**DATA PROVIDED:**
* * * *
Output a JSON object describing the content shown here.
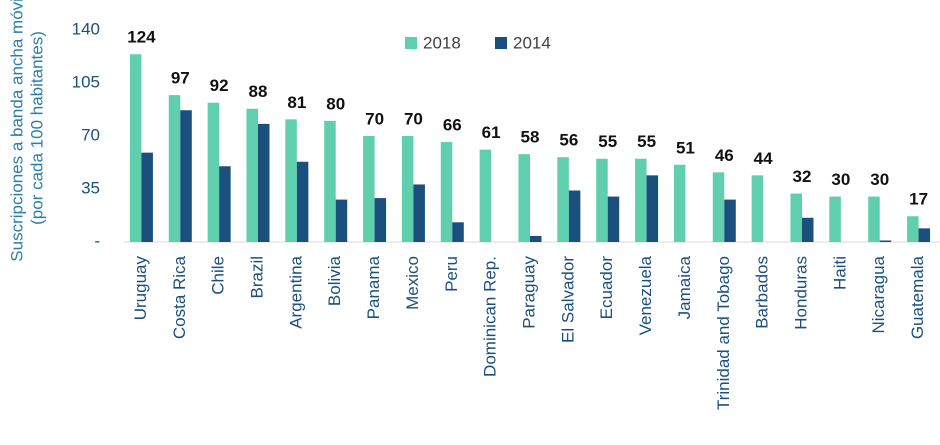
{
  "chart_data": {
    "type": "bar",
    "ylabel": [
      "Suscripciones a banda ancha móvil",
      "(por cada 100 habitantes)"
    ],
    "categories": [
      "Uruguay",
      "Costa Rica",
      "Chile",
      "Brazil",
      "Argentina",
      "Bolivia",
      "Panama",
      "Mexico",
      "Peru",
      "Dominican Rep.",
      "Paraguay",
      "El Salvador",
      "Ecuador",
      "Venezuela",
      "Jamaica",
      "Trinidad and Tobago",
      "Barbados",
      "Honduras",
      "Haiti",
      "Nicaragua",
      "Guatemala"
    ],
    "series": [
      {
        "name": "2018",
        "color": "#5fcfae",
        "values": [
          124,
          97,
          92,
          88,
          81,
          80,
          70,
          70,
          66,
          61,
          58,
          56,
          55,
          55,
          51,
          46,
          44,
          32,
          30,
          30,
          17
        ]
      },
      {
        "name": "2014",
        "color": "#1a4f7e",
        "values": [
          59,
          87,
          50,
          78,
          53,
          28,
          29,
          38,
          13,
          null,
          4,
          34,
          30,
          44,
          null,
          28,
          null,
          16,
          null,
          1,
          9
        ]
      }
    ],
    "ylim": [
      0,
      140
    ],
    "yticks": [
      {
        "value": 0,
        "label": "-"
      },
      35,
      70,
      105,
      140
    ],
    "legend": "top"
  }
}
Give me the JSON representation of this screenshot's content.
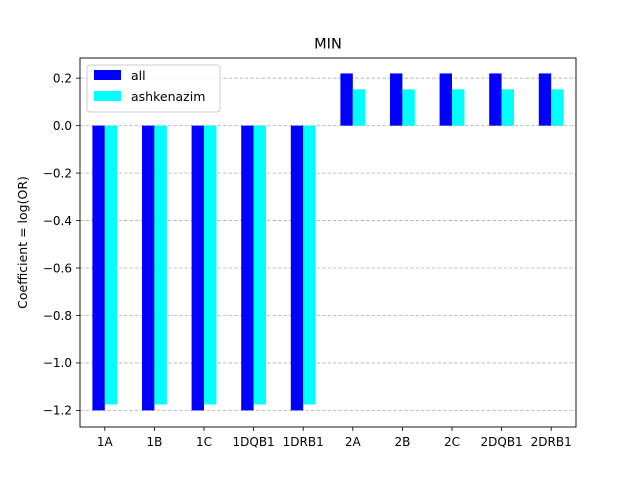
{
  "chart_data": {
    "type": "bar",
    "title": "MIN",
    "xlabel": "",
    "ylabel": "Coefficient = log(OR)",
    "categories": [
      "1A",
      "1B",
      "1C",
      "1DQB1",
      "1DRB1",
      "2A",
      "2B",
      "2C",
      "2DQB1",
      "2DRB1"
    ],
    "series": [
      {
        "name": "all",
        "color": "#0000ff",
        "values": [
          -1.2,
          -1.2,
          -1.2,
          -1.2,
          -1.2,
          0.22,
          0.22,
          0.22,
          0.22,
          0.22
        ]
      },
      {
        "name": "ashkenazim",
        "color": "#00ffff",
        "values": [
          -1.175,
          -1.175,
          -1.175,
          -1.175,
          -1.175,
          0.153,
          0.153,
          0.153,
          0.153,
          0.153
        ]
      }
    ],
    "ylim": [
      -1.27,
      0.285
    ],
    "yticks": [
      0.2,
      0.0,
      -0.2,
      -0.4,
      -0.6,
      -0.8,
      -1.0,
      -1.2
    ],
    "ytick_labels": [
      "0.2",
      "0.0",
      "−0.2",
      "−0.4",
      "−0.6",
      "−0.8",
      "−1.0",
      "−1.2"
    ],
    "grid": "horizontal dashed",
    "legend_position": "top-left"
  }
}
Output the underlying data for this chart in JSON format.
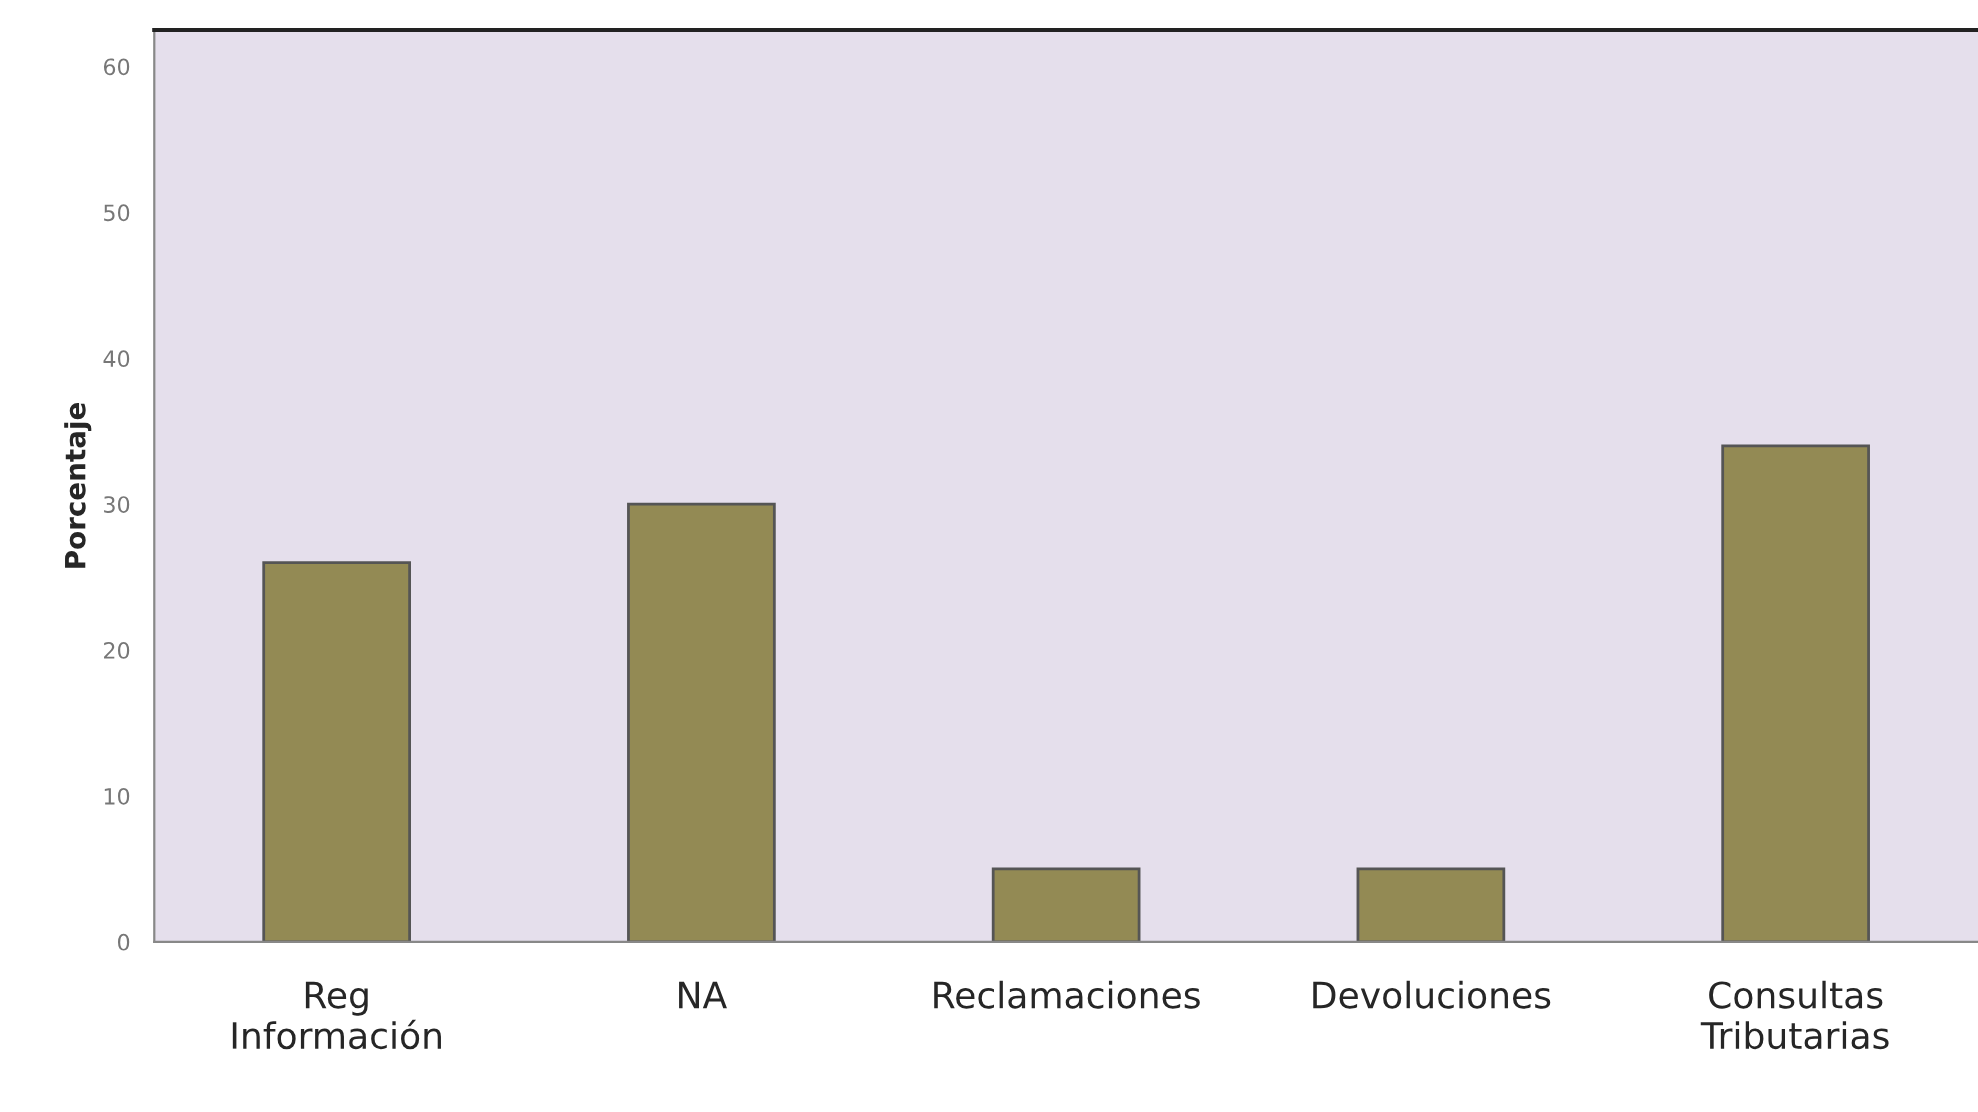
{
  "chart_data": {
    "type": "bar",
    "ylabel": "Porcentaje",
    "categories": [
      "Reg\nInformación",
      "NA",
      "Reclamaciones",
      "Devoluciones",
      "Consultas\nTributarias"
    ],
    "values": [
      26,
      30,
      5,
      5,
      34
    ],
    "color": "#938a54",
    "ylim": [
      0,
      62.5
    ],
    "yticks": [
      0,
      10,
      20,
      30,
      40,
      50,
      60
    ],
    "grid": false,
    "legend": false
  }
}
* * * *
**SHORT EXERCISE:** Look back over the material above and state how many lines hold the word "name". Write the number and nothing else.

**WRITTEN RESPONSE:** 4